Stability on the floor, and all of the subsequent positives associated with stability, are the objectives of this lean tool
Heijunka is one of those highly useful Japanese words—like mura and muri (see below)—that have had a hard time finding their way into common English usage. (By contrast muda, kaizen, and kanban seem to have made themselves quite at home.) Yet heijunka—which means leveling—is truly critical to creating a lean production system, because it’s the key to achieving stability.
Perhaps part of the problem is that when Toyota uses the term heijunka it means two different, but related, things. One is the leveling of production by volume. The other is leveling production by product type or mix. Let’s take them in turn.
Suppose that a producer has a highly variable level of orders for a family of products flowing through the same production process. Some weeks customers request 600, some weeks they request 400, and—within the week—demand also varies from day to day. One way to run production— which sounds attractive given today’s widespread notion that producers should be totally and instantly responsive to customers— is to continuously vary output. If the customer wants 600 during a week, produce 600. If the customer requests 120 during a day, produce 120.
Correct? Years ago, Toyota reached the counter-intuitive conclusion that this is a bad idea. Its reasoning was that no production system can be continuously responsive to gyrating orders without suffering from mura (unevenness in productivity and quality), and muri (overburden of machines, managers, and production associates). And mura and muri together create muda (waste).
Toyota managers concluded that it was much better to calculate long-term demand for the product in question, and to run the production process very smoothly at the level of long-term demand. Thus if demand averages 500 per week and 100 per day, run the process at the leveled rate of 500 per week and 100 per day.

• [PROVIDED RECORDS]
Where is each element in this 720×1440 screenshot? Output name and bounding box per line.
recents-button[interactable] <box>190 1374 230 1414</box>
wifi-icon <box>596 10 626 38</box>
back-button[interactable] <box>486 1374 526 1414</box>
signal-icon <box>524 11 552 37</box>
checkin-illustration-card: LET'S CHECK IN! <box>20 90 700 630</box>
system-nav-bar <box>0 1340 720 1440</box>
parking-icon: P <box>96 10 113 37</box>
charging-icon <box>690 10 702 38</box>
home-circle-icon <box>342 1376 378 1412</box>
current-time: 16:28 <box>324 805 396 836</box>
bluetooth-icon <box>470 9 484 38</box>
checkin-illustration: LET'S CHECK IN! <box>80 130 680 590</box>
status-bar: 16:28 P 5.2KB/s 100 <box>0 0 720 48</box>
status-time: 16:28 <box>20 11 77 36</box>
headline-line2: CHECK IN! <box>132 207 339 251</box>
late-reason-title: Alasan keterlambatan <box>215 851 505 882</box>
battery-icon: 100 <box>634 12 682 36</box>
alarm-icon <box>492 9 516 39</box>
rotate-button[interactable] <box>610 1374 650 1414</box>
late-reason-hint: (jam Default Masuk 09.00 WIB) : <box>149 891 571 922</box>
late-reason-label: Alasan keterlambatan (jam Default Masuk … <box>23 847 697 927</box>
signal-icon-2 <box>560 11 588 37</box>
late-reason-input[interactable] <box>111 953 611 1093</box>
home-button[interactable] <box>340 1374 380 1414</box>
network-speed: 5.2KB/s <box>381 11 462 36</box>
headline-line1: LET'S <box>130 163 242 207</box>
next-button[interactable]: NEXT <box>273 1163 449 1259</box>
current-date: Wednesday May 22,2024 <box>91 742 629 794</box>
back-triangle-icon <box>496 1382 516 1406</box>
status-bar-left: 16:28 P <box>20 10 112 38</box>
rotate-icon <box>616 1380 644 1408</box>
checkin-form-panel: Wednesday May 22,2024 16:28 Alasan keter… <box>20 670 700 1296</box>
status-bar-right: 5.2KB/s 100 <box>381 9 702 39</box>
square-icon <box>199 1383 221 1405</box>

• [REQUIRED ACTION 1] In the heijunka passage, copy everything from "Stability on the" down to "to achieving stability." word for word.
• [REQUIRED ACTION 2] What two kinds of leveling does Toyota mean by the term heijunka, according to the heijunka passage?

• [SOLUTION 1]
Stability on the floor, and all of the subsequent positives associated with stability, are the objectives of this lean tool
Heijunka is one of those highly useful Japanese words—like mura and muri (see below)—that have had a hard time finding their way into common English usage. (By contrast muda, kaizen, and kanban seem to have made themselves quite at home.) Yet heijunka—which means leveling—is truly critical to creating a lean production system, because it’s the key to achieving stability.

• [SOLUTION 2] Leveling production by volume and leveling production by product type or mix.